» Rows
——

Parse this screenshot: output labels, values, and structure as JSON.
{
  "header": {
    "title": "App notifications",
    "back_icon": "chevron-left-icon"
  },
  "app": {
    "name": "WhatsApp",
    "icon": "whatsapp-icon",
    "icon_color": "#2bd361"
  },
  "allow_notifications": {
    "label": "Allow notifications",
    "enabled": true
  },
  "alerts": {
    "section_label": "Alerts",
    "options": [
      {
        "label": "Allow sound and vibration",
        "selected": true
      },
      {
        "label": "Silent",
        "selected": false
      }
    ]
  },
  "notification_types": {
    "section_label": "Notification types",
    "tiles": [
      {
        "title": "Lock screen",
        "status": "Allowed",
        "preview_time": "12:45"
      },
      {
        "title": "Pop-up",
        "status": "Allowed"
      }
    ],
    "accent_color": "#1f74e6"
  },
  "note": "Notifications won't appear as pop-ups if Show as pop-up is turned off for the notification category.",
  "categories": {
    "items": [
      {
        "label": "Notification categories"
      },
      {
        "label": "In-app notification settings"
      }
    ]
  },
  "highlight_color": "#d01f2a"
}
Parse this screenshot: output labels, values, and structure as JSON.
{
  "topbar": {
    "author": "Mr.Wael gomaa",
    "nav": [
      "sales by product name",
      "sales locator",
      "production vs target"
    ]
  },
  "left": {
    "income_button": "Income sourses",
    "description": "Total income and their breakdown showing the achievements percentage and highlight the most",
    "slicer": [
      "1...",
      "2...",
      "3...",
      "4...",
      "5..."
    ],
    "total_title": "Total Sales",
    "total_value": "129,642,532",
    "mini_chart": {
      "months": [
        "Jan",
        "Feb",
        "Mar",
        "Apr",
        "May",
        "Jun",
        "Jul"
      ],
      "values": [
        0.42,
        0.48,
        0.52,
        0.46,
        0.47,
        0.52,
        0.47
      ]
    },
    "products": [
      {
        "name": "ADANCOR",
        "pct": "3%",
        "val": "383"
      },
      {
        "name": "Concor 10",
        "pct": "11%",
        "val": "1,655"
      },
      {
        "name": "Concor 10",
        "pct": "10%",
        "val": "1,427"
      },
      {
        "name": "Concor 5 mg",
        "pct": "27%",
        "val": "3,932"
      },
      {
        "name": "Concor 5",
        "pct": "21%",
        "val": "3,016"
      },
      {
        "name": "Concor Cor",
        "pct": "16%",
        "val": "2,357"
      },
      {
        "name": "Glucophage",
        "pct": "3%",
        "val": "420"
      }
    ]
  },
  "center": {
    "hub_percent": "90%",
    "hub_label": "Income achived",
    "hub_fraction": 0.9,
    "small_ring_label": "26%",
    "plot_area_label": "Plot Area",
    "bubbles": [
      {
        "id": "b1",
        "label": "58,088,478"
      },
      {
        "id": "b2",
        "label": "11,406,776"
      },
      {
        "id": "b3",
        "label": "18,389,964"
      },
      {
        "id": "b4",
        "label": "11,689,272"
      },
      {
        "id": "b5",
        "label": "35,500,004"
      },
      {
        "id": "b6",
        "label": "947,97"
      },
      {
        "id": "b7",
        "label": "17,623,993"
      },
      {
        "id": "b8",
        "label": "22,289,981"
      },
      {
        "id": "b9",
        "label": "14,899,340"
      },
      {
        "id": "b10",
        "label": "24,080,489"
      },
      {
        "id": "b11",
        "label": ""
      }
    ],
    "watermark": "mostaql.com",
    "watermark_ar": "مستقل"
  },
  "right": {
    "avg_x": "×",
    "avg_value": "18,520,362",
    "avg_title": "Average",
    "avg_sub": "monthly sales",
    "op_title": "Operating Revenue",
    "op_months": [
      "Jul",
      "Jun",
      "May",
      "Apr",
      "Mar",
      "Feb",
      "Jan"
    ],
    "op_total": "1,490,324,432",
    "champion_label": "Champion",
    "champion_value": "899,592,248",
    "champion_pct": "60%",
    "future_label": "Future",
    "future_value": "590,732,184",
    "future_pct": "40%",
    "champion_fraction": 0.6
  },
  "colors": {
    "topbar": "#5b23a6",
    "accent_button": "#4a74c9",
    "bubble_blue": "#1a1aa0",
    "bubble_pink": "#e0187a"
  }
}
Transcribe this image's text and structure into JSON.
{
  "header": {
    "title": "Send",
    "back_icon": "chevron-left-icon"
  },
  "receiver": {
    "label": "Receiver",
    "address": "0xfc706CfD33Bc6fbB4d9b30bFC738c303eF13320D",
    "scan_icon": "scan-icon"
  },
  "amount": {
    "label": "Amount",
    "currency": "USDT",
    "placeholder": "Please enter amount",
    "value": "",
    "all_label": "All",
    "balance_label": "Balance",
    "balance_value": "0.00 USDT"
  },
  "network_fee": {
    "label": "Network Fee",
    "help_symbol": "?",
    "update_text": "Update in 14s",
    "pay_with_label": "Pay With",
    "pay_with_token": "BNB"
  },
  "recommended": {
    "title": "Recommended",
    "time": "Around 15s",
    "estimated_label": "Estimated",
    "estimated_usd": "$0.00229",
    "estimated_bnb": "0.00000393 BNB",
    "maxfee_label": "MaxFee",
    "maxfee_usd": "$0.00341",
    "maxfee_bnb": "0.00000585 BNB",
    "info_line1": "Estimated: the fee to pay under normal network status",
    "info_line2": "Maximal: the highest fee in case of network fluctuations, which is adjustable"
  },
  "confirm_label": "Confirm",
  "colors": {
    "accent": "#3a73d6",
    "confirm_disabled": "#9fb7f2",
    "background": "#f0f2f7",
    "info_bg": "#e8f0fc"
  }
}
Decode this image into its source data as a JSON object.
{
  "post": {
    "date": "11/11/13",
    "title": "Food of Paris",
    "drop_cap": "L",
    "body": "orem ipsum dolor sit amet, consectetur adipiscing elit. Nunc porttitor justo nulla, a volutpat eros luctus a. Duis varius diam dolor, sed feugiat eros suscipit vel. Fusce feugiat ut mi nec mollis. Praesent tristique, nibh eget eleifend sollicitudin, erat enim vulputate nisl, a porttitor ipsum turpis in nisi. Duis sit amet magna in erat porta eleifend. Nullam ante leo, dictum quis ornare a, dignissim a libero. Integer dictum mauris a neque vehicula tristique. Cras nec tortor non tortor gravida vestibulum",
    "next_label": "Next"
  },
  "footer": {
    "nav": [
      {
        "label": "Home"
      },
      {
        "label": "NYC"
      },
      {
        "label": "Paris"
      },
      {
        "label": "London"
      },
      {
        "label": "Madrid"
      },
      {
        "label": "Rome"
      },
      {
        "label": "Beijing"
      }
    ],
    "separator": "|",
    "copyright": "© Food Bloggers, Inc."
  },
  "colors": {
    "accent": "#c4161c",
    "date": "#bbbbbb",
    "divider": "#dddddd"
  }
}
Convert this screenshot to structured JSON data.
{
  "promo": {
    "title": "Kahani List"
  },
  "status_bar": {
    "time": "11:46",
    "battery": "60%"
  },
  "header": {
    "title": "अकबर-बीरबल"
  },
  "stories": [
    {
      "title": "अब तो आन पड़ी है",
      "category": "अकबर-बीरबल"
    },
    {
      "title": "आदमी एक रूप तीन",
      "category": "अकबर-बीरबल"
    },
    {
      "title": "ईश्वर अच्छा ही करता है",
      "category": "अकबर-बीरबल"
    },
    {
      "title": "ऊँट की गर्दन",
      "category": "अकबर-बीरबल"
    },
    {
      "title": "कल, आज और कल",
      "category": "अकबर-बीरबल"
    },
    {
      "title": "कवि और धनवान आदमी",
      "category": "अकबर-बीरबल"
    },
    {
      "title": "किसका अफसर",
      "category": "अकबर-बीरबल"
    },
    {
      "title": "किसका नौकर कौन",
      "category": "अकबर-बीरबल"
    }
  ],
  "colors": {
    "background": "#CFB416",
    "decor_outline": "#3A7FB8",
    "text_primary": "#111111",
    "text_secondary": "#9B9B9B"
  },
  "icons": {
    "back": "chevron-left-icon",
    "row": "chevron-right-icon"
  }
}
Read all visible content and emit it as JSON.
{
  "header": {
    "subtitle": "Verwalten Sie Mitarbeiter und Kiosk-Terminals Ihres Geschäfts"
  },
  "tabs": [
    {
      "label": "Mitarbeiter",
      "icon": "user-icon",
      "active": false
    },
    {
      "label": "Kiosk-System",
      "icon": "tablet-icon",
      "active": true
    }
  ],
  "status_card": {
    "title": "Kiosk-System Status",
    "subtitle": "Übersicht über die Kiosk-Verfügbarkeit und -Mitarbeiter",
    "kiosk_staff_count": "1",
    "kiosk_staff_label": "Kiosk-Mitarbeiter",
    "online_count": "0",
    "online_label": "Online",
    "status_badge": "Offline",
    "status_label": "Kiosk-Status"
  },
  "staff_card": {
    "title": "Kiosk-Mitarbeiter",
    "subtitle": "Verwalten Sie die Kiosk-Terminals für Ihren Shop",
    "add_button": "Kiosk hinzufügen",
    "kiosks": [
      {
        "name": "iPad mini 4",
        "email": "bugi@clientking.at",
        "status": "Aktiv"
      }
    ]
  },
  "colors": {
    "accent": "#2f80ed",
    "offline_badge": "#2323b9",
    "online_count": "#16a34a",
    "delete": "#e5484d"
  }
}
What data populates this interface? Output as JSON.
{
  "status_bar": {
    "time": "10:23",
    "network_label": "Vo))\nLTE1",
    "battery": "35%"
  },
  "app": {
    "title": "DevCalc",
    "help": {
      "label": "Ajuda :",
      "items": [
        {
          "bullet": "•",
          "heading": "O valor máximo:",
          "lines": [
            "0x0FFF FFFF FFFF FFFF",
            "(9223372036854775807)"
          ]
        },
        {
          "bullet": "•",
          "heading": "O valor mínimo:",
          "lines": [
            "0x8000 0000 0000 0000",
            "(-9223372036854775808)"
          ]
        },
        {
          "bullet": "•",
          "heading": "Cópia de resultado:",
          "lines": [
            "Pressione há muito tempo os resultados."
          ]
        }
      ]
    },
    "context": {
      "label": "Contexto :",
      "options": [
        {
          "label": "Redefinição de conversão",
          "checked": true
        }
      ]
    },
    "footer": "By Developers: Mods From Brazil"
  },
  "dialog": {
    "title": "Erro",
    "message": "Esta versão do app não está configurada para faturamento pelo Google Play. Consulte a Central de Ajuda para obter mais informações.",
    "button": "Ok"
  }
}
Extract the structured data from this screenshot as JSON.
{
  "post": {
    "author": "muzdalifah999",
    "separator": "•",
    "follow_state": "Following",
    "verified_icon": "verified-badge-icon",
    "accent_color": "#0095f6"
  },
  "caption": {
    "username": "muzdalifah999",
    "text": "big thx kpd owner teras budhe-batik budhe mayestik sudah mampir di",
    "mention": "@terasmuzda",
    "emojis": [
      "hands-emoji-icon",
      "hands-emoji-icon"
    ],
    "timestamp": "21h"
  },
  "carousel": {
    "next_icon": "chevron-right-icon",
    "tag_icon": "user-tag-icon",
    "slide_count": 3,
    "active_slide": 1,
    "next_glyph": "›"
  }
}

——

» Exercise aim
Pull out the lines above in which the word "background" appears.

» Exercise answer
    "background": "#f0f2f7",
    "background": "#CFB416",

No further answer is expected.